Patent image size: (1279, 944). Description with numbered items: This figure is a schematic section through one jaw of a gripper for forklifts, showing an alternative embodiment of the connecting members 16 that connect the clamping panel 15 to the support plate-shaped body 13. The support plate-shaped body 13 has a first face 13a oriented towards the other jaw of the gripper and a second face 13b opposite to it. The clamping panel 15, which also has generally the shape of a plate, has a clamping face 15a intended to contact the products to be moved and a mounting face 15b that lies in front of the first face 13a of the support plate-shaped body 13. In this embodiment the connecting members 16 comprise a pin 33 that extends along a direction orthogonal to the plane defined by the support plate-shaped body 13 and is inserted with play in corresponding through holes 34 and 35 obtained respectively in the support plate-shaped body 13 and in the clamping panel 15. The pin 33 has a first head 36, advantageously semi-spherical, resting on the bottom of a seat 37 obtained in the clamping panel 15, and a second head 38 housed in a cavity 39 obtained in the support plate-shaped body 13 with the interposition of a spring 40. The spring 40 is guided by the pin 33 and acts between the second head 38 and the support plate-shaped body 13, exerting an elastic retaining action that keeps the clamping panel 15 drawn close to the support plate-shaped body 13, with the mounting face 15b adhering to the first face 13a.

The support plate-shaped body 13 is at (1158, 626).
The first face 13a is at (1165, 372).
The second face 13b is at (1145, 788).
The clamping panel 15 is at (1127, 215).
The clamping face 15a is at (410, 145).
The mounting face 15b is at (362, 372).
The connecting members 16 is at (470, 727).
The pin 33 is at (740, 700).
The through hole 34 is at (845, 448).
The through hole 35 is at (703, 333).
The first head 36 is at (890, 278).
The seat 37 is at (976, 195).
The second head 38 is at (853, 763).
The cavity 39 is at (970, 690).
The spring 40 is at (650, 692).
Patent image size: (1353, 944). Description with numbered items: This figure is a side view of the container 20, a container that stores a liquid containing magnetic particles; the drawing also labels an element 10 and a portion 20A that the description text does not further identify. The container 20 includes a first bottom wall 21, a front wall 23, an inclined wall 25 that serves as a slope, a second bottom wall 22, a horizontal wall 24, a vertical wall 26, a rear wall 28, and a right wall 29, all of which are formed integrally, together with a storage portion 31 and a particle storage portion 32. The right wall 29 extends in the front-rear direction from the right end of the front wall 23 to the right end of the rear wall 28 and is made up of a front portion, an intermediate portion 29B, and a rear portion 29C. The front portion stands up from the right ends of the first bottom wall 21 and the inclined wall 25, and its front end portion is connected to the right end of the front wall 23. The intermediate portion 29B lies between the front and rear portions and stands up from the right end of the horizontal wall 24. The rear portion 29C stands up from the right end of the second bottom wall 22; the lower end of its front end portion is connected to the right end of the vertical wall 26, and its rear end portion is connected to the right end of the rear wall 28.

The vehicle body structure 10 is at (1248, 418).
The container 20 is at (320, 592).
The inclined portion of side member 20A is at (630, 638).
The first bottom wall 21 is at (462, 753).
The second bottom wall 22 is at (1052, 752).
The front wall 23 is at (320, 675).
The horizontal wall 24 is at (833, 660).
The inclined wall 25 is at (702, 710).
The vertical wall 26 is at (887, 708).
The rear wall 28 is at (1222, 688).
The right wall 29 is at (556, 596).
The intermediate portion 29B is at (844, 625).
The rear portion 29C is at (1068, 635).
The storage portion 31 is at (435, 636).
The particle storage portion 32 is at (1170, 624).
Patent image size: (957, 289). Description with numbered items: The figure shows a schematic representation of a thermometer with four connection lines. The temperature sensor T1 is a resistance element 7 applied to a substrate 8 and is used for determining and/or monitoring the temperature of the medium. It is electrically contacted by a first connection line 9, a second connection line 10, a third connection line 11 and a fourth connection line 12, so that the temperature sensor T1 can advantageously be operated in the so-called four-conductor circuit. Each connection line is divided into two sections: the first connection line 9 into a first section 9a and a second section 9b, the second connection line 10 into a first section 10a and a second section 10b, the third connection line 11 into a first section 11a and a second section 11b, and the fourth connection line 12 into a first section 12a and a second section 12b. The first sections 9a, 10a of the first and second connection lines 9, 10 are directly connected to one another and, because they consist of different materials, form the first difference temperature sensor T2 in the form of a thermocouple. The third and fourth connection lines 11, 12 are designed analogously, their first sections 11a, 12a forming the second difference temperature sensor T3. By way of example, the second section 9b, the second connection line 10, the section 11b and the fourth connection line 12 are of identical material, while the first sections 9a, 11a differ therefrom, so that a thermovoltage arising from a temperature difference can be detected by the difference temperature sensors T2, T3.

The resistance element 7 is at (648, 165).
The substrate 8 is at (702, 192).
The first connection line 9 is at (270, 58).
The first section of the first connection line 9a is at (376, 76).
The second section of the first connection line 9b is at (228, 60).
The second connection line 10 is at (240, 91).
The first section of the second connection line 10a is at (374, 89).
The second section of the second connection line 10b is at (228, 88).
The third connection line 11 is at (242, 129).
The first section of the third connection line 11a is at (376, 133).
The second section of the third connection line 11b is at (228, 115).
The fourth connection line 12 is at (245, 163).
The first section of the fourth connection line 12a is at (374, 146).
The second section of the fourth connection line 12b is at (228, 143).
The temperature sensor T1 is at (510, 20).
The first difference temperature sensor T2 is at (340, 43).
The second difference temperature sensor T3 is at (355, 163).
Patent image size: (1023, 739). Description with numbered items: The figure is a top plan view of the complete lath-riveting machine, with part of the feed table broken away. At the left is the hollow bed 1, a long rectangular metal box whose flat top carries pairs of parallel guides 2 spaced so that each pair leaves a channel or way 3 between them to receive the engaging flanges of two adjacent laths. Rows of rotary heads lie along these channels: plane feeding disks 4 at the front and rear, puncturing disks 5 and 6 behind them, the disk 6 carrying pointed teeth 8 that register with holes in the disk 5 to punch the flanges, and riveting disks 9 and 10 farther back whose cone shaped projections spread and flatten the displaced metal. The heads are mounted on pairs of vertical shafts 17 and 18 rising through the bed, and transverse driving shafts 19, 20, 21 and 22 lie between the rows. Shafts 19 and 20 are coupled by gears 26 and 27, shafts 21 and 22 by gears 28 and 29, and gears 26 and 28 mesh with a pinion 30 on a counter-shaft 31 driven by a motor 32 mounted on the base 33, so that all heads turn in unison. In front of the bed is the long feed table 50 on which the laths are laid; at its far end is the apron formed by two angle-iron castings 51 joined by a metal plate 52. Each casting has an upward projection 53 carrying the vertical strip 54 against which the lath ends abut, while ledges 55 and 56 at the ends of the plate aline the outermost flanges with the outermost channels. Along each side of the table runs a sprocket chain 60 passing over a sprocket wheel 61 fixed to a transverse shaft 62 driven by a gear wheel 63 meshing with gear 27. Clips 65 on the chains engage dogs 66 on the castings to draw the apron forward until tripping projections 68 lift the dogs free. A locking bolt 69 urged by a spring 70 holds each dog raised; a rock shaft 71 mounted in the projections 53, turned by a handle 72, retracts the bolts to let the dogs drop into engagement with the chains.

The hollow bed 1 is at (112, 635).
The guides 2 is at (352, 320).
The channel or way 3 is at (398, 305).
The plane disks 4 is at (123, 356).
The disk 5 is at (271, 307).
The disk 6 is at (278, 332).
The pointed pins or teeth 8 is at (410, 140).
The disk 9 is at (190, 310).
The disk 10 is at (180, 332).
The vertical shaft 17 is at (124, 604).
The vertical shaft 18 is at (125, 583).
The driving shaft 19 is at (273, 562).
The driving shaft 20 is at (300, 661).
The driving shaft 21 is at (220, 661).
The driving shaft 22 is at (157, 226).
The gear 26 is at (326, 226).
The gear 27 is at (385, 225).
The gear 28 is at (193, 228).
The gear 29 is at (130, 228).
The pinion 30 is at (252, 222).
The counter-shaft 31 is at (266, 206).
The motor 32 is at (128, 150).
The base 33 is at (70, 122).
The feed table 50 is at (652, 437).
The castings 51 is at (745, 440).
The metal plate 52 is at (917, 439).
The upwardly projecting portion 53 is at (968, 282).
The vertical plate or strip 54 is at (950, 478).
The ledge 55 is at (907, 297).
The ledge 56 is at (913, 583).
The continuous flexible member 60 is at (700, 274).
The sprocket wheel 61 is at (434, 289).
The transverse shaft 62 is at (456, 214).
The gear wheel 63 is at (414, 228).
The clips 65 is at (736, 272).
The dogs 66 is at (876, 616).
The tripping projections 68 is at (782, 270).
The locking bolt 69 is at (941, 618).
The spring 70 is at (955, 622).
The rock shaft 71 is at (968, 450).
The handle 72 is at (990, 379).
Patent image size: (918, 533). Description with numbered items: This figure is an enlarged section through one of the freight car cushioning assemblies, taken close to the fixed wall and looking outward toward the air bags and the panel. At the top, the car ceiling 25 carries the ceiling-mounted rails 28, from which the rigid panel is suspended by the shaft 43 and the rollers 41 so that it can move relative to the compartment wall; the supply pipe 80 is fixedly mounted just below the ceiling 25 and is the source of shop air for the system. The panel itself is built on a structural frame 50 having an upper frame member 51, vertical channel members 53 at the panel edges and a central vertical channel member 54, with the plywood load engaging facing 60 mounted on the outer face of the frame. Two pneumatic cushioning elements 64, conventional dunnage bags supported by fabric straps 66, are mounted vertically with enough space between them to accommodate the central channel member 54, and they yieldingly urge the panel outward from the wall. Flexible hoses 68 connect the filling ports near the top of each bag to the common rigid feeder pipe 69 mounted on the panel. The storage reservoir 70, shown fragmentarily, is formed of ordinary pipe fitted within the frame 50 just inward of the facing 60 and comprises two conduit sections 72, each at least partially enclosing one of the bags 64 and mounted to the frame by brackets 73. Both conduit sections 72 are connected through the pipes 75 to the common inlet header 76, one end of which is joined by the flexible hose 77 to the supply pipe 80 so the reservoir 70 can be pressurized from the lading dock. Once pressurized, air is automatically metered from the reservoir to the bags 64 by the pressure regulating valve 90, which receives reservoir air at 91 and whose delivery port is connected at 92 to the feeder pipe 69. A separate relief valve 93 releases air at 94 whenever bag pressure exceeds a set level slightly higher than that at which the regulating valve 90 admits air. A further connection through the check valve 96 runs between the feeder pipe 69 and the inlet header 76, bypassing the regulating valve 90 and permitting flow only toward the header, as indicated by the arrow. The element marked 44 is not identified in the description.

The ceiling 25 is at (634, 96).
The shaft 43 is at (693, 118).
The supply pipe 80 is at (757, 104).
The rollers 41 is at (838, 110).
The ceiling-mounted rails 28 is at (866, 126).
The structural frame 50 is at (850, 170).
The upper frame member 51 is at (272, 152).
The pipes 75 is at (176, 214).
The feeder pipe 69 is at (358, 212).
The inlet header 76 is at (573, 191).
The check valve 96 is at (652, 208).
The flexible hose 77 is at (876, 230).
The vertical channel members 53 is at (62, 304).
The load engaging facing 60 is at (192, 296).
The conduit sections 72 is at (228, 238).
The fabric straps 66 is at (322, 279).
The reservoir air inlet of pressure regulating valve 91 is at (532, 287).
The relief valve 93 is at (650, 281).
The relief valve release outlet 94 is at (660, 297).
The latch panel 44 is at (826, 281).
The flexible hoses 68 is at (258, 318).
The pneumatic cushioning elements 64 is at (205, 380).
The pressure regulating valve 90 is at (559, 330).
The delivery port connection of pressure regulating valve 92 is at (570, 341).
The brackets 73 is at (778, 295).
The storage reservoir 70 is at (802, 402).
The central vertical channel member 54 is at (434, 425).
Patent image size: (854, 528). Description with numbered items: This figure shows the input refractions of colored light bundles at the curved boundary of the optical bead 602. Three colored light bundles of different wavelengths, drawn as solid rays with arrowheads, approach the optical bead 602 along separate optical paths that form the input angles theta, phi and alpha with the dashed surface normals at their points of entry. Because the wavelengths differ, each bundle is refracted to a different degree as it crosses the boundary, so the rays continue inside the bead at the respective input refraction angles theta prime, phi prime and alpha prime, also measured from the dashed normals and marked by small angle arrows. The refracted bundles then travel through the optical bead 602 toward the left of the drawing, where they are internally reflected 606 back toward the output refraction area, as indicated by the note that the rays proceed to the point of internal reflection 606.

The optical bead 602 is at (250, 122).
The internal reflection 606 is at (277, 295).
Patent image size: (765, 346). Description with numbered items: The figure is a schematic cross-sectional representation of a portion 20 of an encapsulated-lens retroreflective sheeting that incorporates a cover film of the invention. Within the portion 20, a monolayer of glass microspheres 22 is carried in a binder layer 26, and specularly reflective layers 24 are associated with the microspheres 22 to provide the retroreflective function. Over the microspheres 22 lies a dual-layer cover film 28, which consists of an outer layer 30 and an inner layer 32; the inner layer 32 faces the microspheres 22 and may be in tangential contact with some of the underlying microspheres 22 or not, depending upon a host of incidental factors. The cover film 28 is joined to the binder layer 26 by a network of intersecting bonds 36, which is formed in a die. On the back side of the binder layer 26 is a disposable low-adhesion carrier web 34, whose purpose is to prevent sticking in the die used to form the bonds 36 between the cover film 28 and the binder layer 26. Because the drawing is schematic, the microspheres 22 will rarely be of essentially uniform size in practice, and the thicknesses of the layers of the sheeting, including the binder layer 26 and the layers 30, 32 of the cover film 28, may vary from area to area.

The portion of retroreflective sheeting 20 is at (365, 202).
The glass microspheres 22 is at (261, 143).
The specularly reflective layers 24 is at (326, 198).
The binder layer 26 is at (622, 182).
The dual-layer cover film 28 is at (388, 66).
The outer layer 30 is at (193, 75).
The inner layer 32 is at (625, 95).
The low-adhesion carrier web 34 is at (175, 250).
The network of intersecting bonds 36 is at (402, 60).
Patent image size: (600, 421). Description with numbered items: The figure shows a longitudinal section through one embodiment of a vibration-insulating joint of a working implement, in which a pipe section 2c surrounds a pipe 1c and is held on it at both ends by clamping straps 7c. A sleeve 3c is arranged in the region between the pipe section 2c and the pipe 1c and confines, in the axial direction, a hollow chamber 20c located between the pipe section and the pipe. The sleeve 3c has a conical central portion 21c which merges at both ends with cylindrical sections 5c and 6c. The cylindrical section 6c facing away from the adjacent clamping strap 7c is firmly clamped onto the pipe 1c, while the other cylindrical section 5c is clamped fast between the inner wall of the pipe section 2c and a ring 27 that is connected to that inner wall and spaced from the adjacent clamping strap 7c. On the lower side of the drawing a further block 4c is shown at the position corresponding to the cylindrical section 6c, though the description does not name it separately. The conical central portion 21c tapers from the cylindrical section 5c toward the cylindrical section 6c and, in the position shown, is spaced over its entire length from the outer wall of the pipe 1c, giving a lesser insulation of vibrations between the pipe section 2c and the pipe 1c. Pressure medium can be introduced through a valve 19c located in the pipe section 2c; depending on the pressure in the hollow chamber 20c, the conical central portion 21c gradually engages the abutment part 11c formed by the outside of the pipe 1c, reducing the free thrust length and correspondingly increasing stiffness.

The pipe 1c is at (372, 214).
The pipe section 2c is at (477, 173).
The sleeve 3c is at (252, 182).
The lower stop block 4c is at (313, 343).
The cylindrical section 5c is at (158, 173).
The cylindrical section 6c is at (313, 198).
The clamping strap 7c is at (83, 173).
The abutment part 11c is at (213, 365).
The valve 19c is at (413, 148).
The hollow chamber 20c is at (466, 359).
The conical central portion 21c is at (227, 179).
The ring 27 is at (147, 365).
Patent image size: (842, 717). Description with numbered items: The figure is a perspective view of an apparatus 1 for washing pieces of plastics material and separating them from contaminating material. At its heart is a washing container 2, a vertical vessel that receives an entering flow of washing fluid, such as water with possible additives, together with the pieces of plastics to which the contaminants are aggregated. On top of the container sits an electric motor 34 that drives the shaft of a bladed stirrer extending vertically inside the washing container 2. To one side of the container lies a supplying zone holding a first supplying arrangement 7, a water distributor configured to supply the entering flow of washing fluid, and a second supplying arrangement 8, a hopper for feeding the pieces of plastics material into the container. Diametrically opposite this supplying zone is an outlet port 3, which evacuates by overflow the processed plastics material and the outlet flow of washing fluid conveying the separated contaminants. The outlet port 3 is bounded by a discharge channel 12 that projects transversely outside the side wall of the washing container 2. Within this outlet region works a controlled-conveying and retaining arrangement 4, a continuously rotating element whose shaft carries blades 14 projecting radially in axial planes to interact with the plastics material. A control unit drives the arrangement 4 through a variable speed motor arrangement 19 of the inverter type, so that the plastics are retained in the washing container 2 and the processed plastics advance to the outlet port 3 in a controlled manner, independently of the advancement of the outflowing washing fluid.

## WHAT YOU WILL DO
Put the lines from the one containing "Patent image size: (854, 528)." through the one containing "The internal reflection 606 is at (277, 295)." into a numbered list, leaving out any blank lines.

## WRITTEN ANSWER
1. Patent image size: (854, 528). Description with numbered items: This figure shows the input refractions of colored light bundles at the curved boundary of the optical bead 602. Three colored light bundles of different wavelengths, drawn as solid rays with arrowheads, approach the optical bead 602 along separate optical paths that form the input angles theta, phi and alpha with the dashed surface normals at their points of entry. Because the wavelengths differ, each bundle is refracted to a different degree as it crosses the boundary, so the rays continue inside the bead at the respective input refraction angles theta prime, phi prime and alpha prime, also measured from the dashed normals and marked by small angle arrows. The refracted bundles then travel through the optical bead 602 toward the left of the drawing, where they are internally reflected 606 back toward the output refraction area, as indicated by the note that the rays proceed to the point of internal reflection 606.
2. The optical bead 602 is at (250, 122).
3. The internal reflection 606 is at (277, 295).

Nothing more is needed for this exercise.